Your goal. Without including any pictures, write out the listing below exactly.

Rows.
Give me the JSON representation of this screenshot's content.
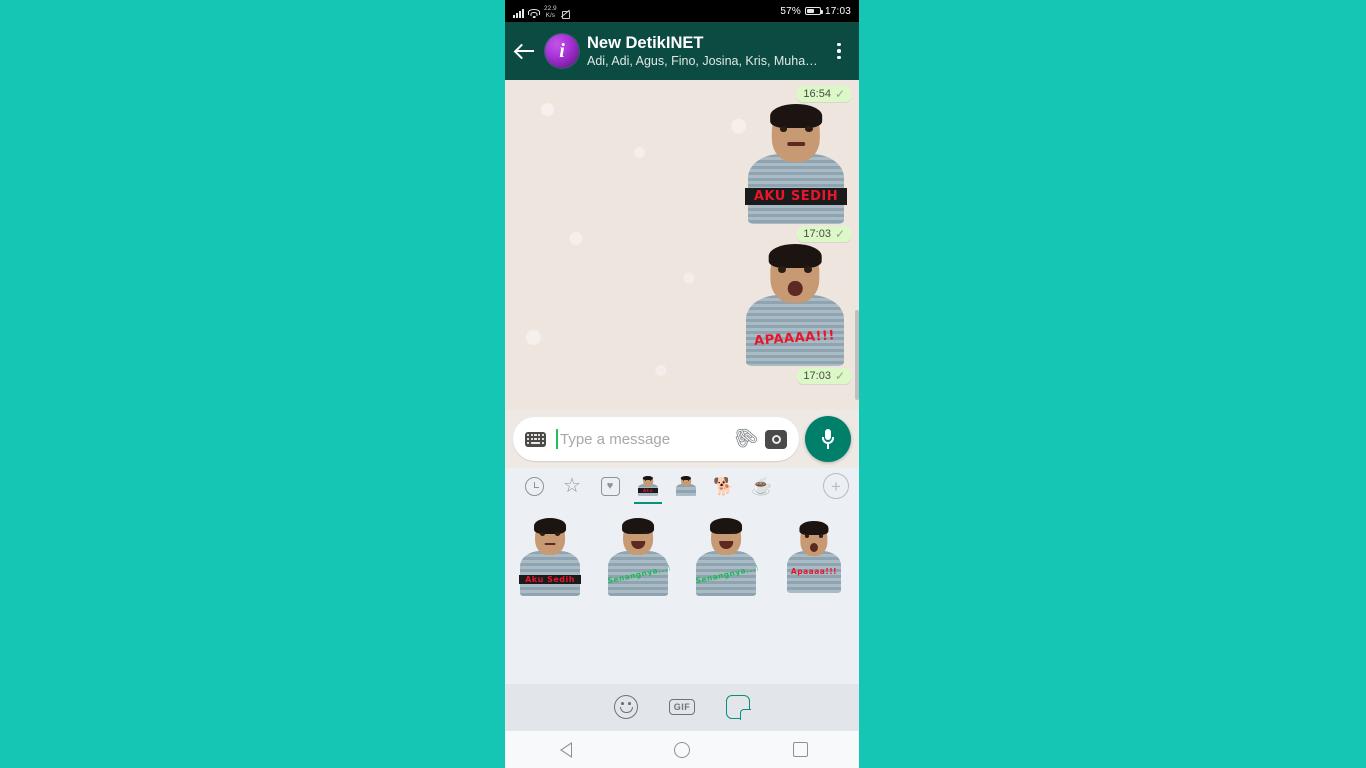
{
  "statusbar": {
    "net_speed_value": "22.9",
    "net_speed_unit": "K/s",
    "battery_percent": "57%",
    "clock": "17:03",
    "icons": [
      "signal-icon",
      "wifi-icon",
      "mute-icon",
      "battery-icon"
    ]
  },
  "header": {
    "back_label": "back-arrow-icon",
    "avatar_letter": "i",
    "title": "New DetikINET",
    "subtitle": "Adi, Adi, Agus, Fino, Josina, Kris, Muham…",
    "menu_label": "overflow-menu-icon",
    "bg_color": "#0c4b42"
  },
  "chat": {
    "messages": [
      {
        "time": "16:54",
        "tick": "✓",
        "sticker_caption": "AKU SEDIH",
        "caption_color": "#e8152b",
        "caption_bg": "#1b1b1b",
        "mood": "sad"
      },
      {
        "time": "17:03",
        "tick": "✓",
        "sticker_caption": "APAAAA!!!",
        "caption_color": "#e8152b",
        "caption_bg": "transparent",
        "mood": "shocked"
      },
      {
        "time": "17:03",
        "tick": "✓"
      }
    ]
  },
  "input": {
    "keyboard_icon": "keyboard-icon",
    "placeholder": "Type a message",
    "value": "",
    "attach_icon": "paperclip-icon",
    "camera_icon": "camera-icon",
    "mic_icon": "microphone-icon",
    "mic_color": "#00806a"
  },
  "sticker_panel": {
    "tabs": [
      {
        "name": "recent-stickers",
        "icon": "clock-icon",
        "active": false
      },
      {
        "name": "starred-stickers",
        "icon": "star-icon",
        "active": false
      },
      {
        "name": "favorite-stickers",
        "icon": "heart-box-icon",
        "active": false
      },
      {
        "name": "pack-detikinet",
        "icon": "person-sticker-icon",
        "active": true
      },
      {
        "name": "pack-person-two",
        "icon": "person-sticker-icon",
        "active": false
      },
      {
        "name": "pack-dog",
        "icon": "dog-sticker-icon",
        "active": false
      },
      {
        "name": "pack-cup",
        "icon": "cup-sticker-icon",
        "active": false
      }
    ],
    "add_pack_label": "+",
    "stickers": [
      {
        "caption": "Aku Sedih",
        "color": "#e8152b",
        "bg": "#1b1b1b",
        "mood": "sad"
      },
      {
        "caption": "Senangnya...!!!",
        "color": "#1db954",
        "bg": "transparent",
        "mood": "happy"
      },
      {
        "caption": "Senangnya...!!!",
        "color": "#1db954",
        "bg": "transparent",
        "mood": "happy"
      },
      {
        "caption": "Apaaaa!!!",
        "color": "#e8152b",
        "bg": "transparent",
        "mood": "shocked"
      }
    ]
  },
  "bottom_tabs": [
    {
      "name": "emoji-tab",
      "icon": "smiley-icon",
      "label": "",
      "active": false
    },
    {
      "name": "gif-tab",
      "icon": "gif-icon",
      "label": "GIF",
      "active": false
    },
    {
      "name": "sticker-tab",
      "icon": "sticker-icon",
      "label": "",
      "active": true
    }
  ],
  "navbar": [
    {
      "name": "nav-back-button",
      "icon": "triangle-back-icon"
    },
    {
      "name": "nav-home-button",
      "icon": "circle-home-icon"
    },
    {
      "name": "nav-recents-button",
      "icon": "square-recents-icon"
    }
  ],
  "page": {
    "background_color": "#16c6b5"
  }
}
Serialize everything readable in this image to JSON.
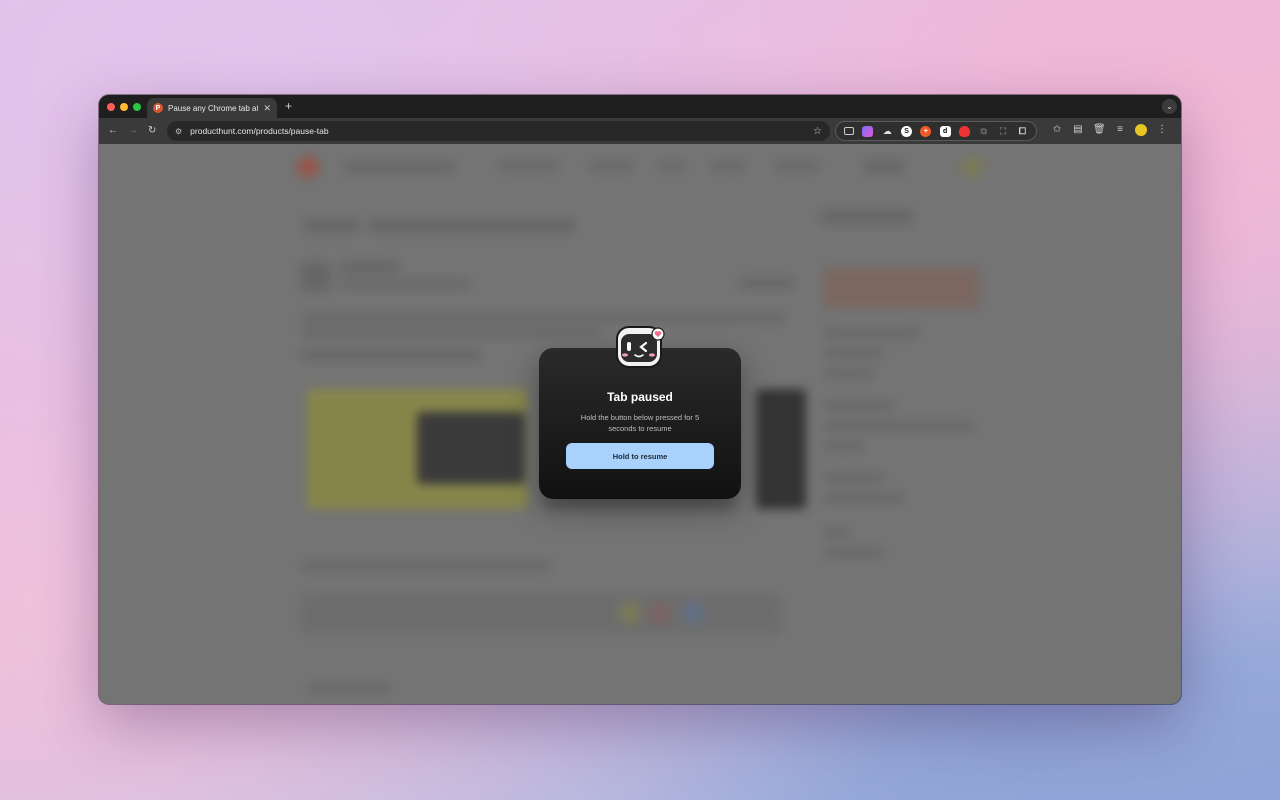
{
  "browser": {
    "tab": {
      "favicon_letter": "P",
      "title": "Pause any Chrome tab at will",
      "close_glyph": "✕"
    },
    "new_tab_glyph": "+",
    "tab_menu_glyph": "⌄",
    "url": "producthunt.com/products/pause-tab",
    "extensions": [
      "tab-icon",
      "gem-icon",
      "cloud-icon",
      "s-icon",
      "plus-icon",
      "d-icon",
      "shield-icon",
      "puzzle-dim-icon",
      "expand-icon",
      "puzzle-icon"
    ]
  },
  "modal": {
    "title": "Tab paused",
    "description": "Hold the button below pressed for 5 seconds to resume",
    "button_label": "Hold to resume"
  },
  "colors": {
    "accent_button": "#a8d1fb",
    "modal_bg": "#111111",
    "overlay": "#808080"
  }
}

Solution to this task.
Give me the JSON representation of this screenshot's content.
{
  "statusbar": {
    "net_speed_value": "22.9",
    "net_speed_unit": "K/s",
    "battery_percent": "57%",
    "clock": "17:03",
    "icons": [
      "signal-icon",
      "wifi-icon",
      "mute-icon",
      "battery-icon"
    ]
  },
  "header": {
    "back_label": "back-arrow-icon",
    "avatar_letter": "i",
    "title": "New DetikINET",
    "subtitle": "Adi, Adi, Agus, Fino, Josina, Kris, Muham…",
    "menu_label": "overflow-menu-icon",
    "bg_color": "#0c4b42"
  },
  "chat": {
    "messages": [
      {
        "time": "16:54",
        "tick": "✓",
        "sticker_caption": "AKU SEDIH",
        "caption_color": "#e8152b",
        "caption_bg": "#1b1b1b",
        "mood": "sad"
      },
      {
        "time": "17:03",
        "tick": "✓",
        "sticker_caption": "APAAAA!!!",
        "caption_color": "#e8152b",
        "caption_bg": "transparent",
        "mood": "shocked"
      },
      {
        "time": "17:03",
        "tick": "✓"
      }
    ]
  },
  "input": {
    "keyboard_icon": "keyboard-icon",
    "placeholder": "Type a message",
    "value": "",
    "attach_icon": "paperclip-icon",
    "camera_icon": "camera-icon",
    "mic_icon": "microphone-icon",
    "mic_color": "#00806a"
  },
  "sticker_panel": {
    "tabs": [
      {
        "name": "recent-stickers",
        "icon": "clock-icon",
        "active": false
      },
      {
        "name": "starred-stickers",
        "icon": "star-icon",
        "active": false
      },
      {
        "name": "favorite-stickers",
        "icon": "heart-box-icon",
        "active": false
      },
      {
        "name": "pack-detikinet",
        "icon": "person-sticker-icon",
        "active": true
      },
      {
        "name": "pack-person-two",
        "icon": "person-sticker-icon",
        "active": false
      },
      {
        "name": "pack-dog",
        "icon": "dog-sticker-icon",
        "active": false
      },
      {
        "name": "pack-cup",
        "icon": "cup-sticker-icon",
        "active": false
      }
    ],
    "add_pack_label": "+",
    "stickers": [
      {
        "caption": "Aku Sedih",
        "color": "#e8152b",
        "bg": "#1b1b1b",
        "mood": "sad"
      },
      {
        "caption": "Senangnya...!!!",
        "color": "#1db954",
        "bg": "transparent",
        "mood": "happy"
      },
      {
        "caption": "Senangnya...!!!",
        "color": "#1db954",
        "bg": "transparent",
        "mood": "happy"
      },
      {
        "caption": "Apaaaa!!!",
        "color": "#e8152b",
        "bg": "transparent",
        "mood": "shocked"
      }
    ]
  },
  "bottom_tabs": [
    {
      "name": "emoji-tab",
      "icon": "smiley-icon",
      "label": "",
      "active": false
    },
    {
      "name": "gif-tab",
      "icon": "gif-icon",
      "label": "GIF",
      "active": false
    },
    {
      "name": "sticker-tab",
      "icon": "sticker-icon",
      "label": "",
      "active": true
    }
  ],
  "navbar": [
    {
      "name": "nav-back-button",
      "icon": "triangle-back-icon"
    },
    {
      "name": "nav-home-button",
      "icon": "circle-home-icon"
    },
    {
      "name": "nav-recents-button",
      "icon": "square-recents-icon"
    }
  ],
  "page": {
    "background_color": "#16c6b5"
  }
}
Serialize everything readable in this image to JSON.
{
  "browser": {
    "tab": {
      "favicon_letter": "P",
      "title": "Pause any Chrome tab at will",
      "close_glyph": "✕"
    },
    "new_tab_glyph": "+",
    "tab_menu_glyph": "⌄",
    "url": "producthunt.com/products/pause-tab",
    "extensions": [
      "tab-icon",
      "gem-icon",
      "cloud-icon",
      "s-icon",
      "plus-icon",
      "d-icon",
      "shield-icon",
      "puzzle-dim-icon",
      "expand-icon",
      "puzzle-icon"
    ]
  },
  "modal": {
    "title": "Tab paused",
    "description": "Hold the button below pressed for 5 seconds to resume",
    "button_label": "Hold to resume"
  },
  "colors": {
    "accent_button": "#a8d1fb",
    "modal_bg": "#111111",
    "overlay": "#808080"
  }
}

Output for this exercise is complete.